## TASK STATEMENT
For the records below, give the count of lines holding the word "background" and nothing more.
[Begin]
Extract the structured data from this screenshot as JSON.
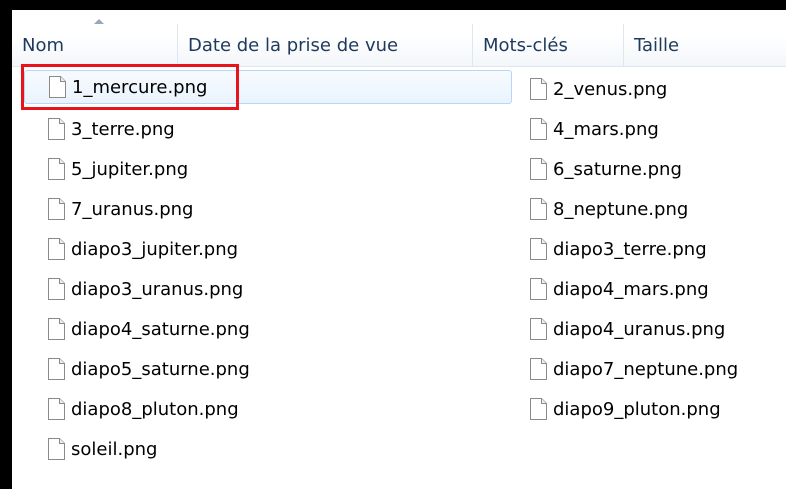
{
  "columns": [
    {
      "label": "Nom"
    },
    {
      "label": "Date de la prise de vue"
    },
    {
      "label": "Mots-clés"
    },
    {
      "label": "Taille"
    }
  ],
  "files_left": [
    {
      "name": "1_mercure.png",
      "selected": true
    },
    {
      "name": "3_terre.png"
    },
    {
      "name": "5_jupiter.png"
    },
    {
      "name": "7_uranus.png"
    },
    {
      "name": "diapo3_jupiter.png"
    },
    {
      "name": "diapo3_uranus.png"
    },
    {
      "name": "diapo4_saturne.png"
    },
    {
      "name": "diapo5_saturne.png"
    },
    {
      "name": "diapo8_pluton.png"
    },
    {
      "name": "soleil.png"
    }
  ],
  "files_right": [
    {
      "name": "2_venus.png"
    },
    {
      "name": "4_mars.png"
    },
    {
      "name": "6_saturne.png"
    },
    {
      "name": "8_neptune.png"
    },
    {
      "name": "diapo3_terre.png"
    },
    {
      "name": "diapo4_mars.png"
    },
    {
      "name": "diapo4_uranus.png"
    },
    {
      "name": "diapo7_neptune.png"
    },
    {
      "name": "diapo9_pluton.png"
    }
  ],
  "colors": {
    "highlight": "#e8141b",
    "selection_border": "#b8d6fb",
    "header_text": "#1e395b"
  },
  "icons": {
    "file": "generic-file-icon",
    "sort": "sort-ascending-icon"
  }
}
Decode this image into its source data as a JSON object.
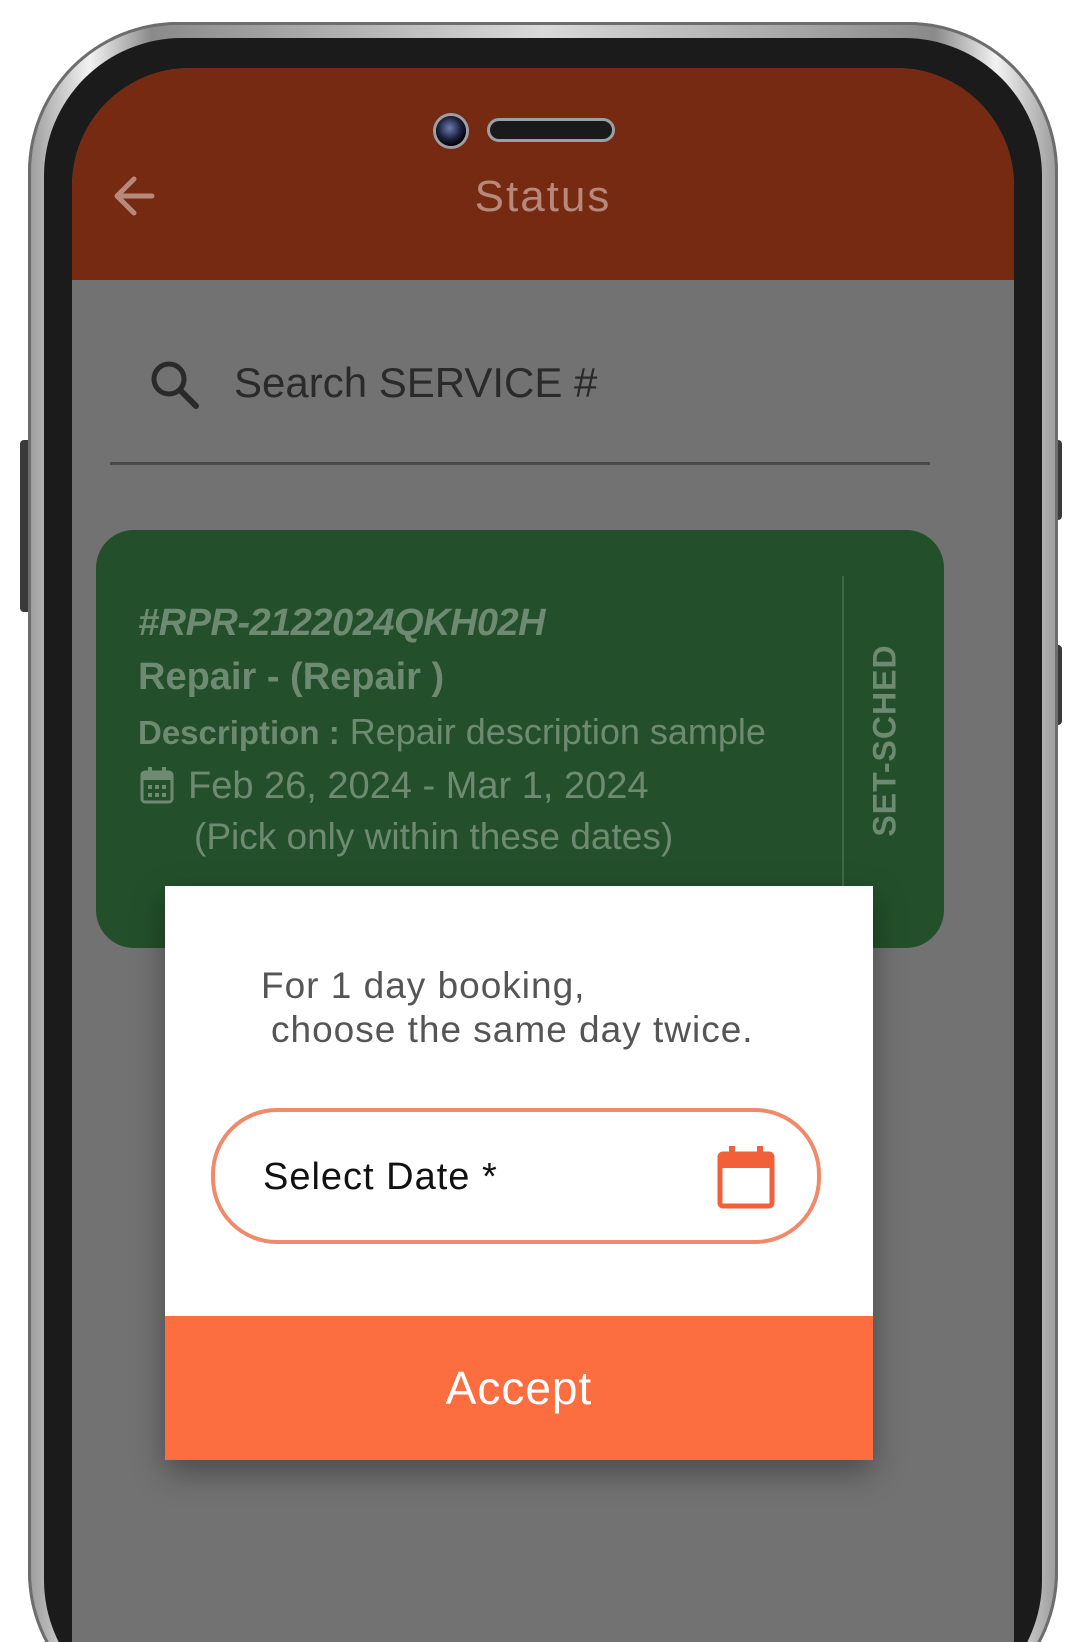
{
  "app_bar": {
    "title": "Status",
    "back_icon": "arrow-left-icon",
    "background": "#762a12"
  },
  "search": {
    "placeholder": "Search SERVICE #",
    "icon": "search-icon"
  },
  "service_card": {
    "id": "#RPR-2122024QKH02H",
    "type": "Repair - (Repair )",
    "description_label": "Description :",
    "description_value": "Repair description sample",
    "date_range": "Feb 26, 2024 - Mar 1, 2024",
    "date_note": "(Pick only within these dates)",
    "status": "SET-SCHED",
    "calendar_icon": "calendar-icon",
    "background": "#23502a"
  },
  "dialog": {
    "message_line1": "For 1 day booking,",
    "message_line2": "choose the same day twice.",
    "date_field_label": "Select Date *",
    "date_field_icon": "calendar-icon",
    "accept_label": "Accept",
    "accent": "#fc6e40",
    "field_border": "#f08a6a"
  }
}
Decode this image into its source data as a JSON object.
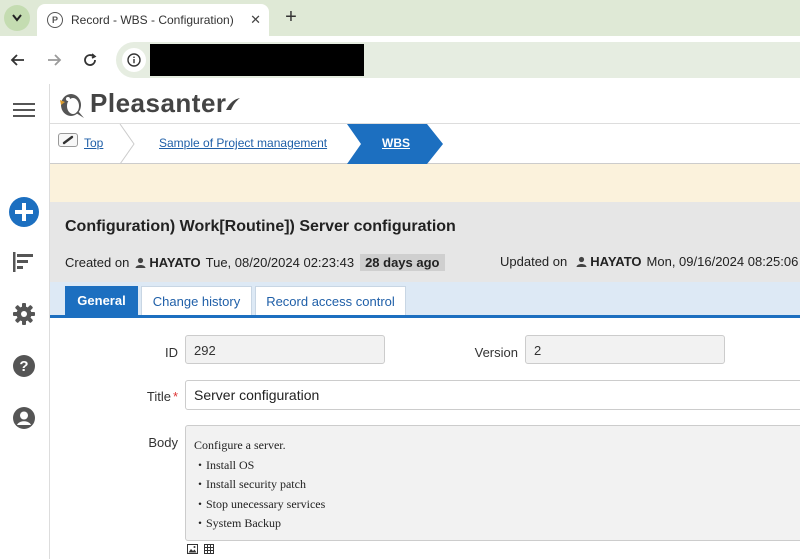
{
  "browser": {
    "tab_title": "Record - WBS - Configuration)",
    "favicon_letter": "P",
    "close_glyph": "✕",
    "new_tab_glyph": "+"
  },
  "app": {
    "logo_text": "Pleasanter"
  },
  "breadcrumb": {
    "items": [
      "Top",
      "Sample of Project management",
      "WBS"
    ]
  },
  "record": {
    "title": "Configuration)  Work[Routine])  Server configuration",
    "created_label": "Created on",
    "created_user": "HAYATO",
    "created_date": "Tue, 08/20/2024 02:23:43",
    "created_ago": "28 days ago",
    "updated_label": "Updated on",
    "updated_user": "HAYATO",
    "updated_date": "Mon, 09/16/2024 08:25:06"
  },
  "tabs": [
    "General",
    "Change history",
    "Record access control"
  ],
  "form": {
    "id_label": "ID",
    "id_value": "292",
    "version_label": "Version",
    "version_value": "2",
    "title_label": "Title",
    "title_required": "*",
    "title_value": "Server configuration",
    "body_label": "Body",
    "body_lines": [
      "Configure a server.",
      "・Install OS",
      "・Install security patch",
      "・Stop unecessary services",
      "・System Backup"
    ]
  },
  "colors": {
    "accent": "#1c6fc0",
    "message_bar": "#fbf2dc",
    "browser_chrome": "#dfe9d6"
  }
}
[End]
## EXERCISE ANSWER
2